* **The task**
Below is a block of records; reproduce all of them exactly and leave out any pictures.

* **Records supplied**
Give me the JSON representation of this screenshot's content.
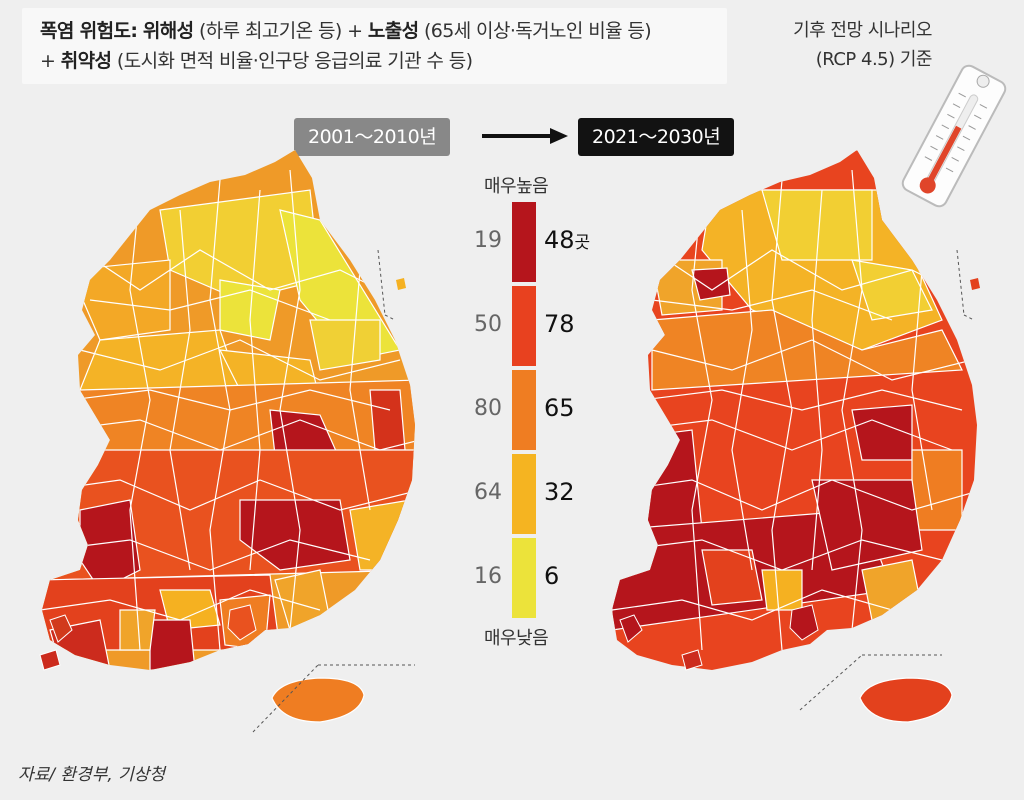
{
  "header": {
    "line1_title": "폭염 위험도:",
    "line1_b1": "위해성",
    "line1_t1": "(하루 최고기온 등) +",
    "line1_b2": "노출성",
    "line1_t2": "(65세 이상·독거노인 비율 등)",
    "line2_prefix": "+",
    "line2_b": "취약성",
    "line2_t": "(도시화 면적 비율·인구당 응급의료 기관 수 등)"
  },
  "scenario": {
    "line1": "기후 전망 시나리오",
    "line2": "(RCP 4.5) 기준"
  },
  "periods": {
    "before": "2001～2010년",
    "after": "2021～2030년"
  },
  "legend": {
    "top_label": "매우높음",
    "bottom_label": "매우낮음",
    "unit": "곳",
    "classes": [
      {
        "color": "#b5151c",
        "before": "19",
        "after": "48"
      },
      {
        "color": "#e8411f",
        "before": "50",
        "after": "78"
      },
      {
        "color": "#ef7d22",
        "before": "80",
        "after": "65"
      },
      {
        "color": "#f5b421",
        "before": "64",
        "after": "32"
      },
      {
        "color": "#ece33a",
        "before": "16",
        "after": "6"
      }
    ]
  },
  "source": "자료/ 환경부, 기상청"
}
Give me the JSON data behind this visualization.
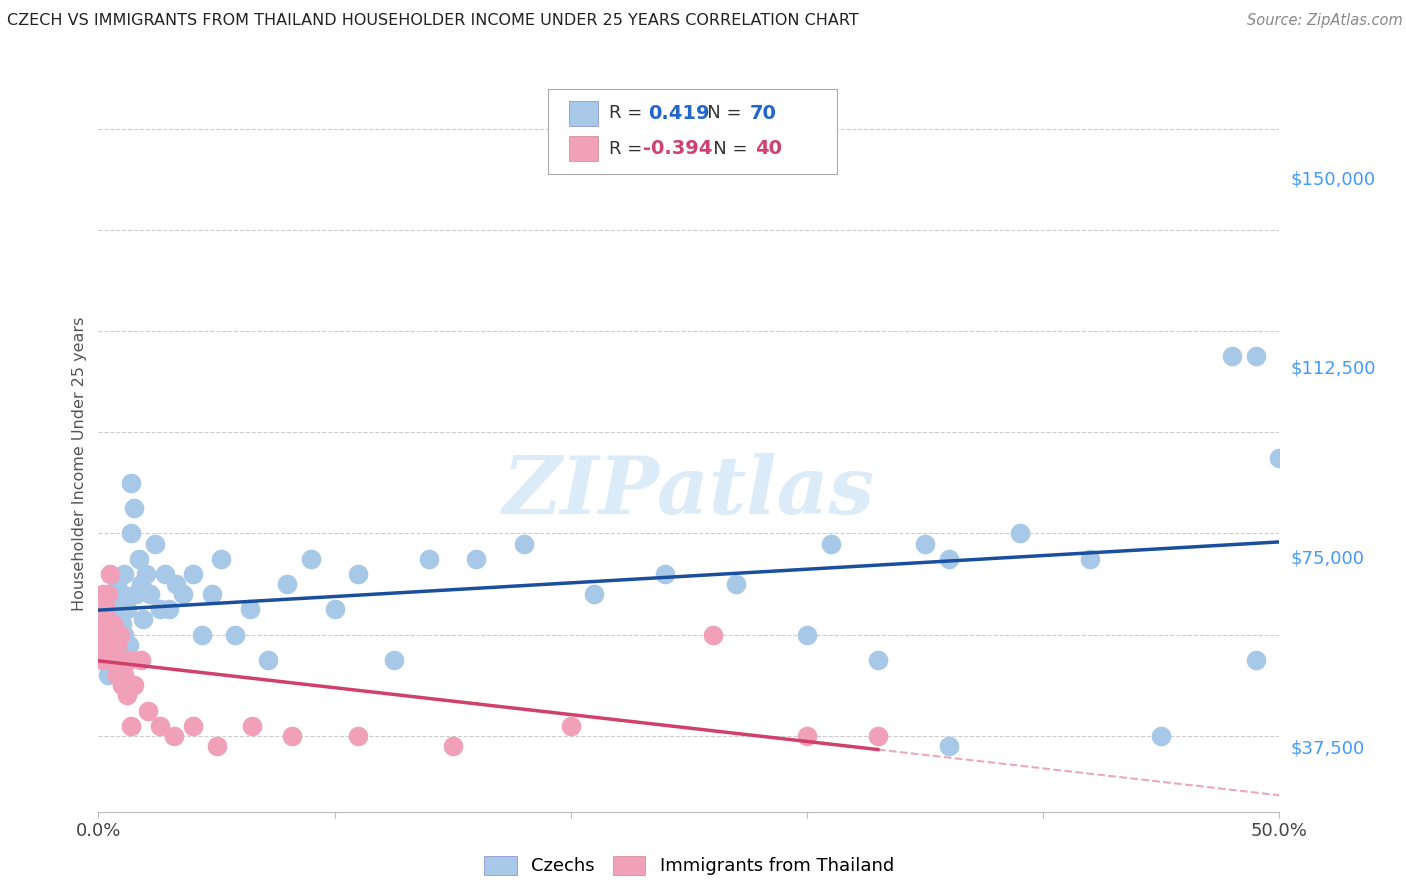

* **Written answer**
Give me the JSON representation of this screenshot's content.
{
  "header": {
    "line1_title": "폭염 위험도:",
    "line1_b1": "위해성",
    "line1_t1": "(하루 최고기온 등) +",
    "line1_b2": "노출성",
    "line1_t2": "(65세 이상·독거노인 비율 등)",
    "line2_prefix": "+",
    "line2_b": "취약성",
    "line2_t": "(도시화 면적 비율·인구당 응급의료 기관 수 등)"
  },
  "scenario": {
    "line1": "기후 전망 시나리오",
    "line2": "(RCP 4.5) 기준"
  },
  "periods": {
    "before": "2001～2010년",
    "after": "2021～2030년"
  },
  "legend": {
    "top_label": "매우높음",
    "bottom_label": "매우낮음",
    "unit": "곳",
    "classes": [
      {
        "color": "#b5151c",
        "before": "19",
        "after": "48"
      },
      {
        "color": "#e8411f",
        "before": "50",
        "after": "78"
      },
      {
        "color": "#ef7d22",
        "before": "80",
        "after": "65"
      },
      {
        "color": "#f5b421",
        "before": "64",
        "after": "32"
      },
      {
        "color": "#ece33a",
        "before": "16",
        "after": "6"
      }
    ]
  },
  "source": "자료/ 환경부, 기상청"
}
Give me the JSON data behind this visualization.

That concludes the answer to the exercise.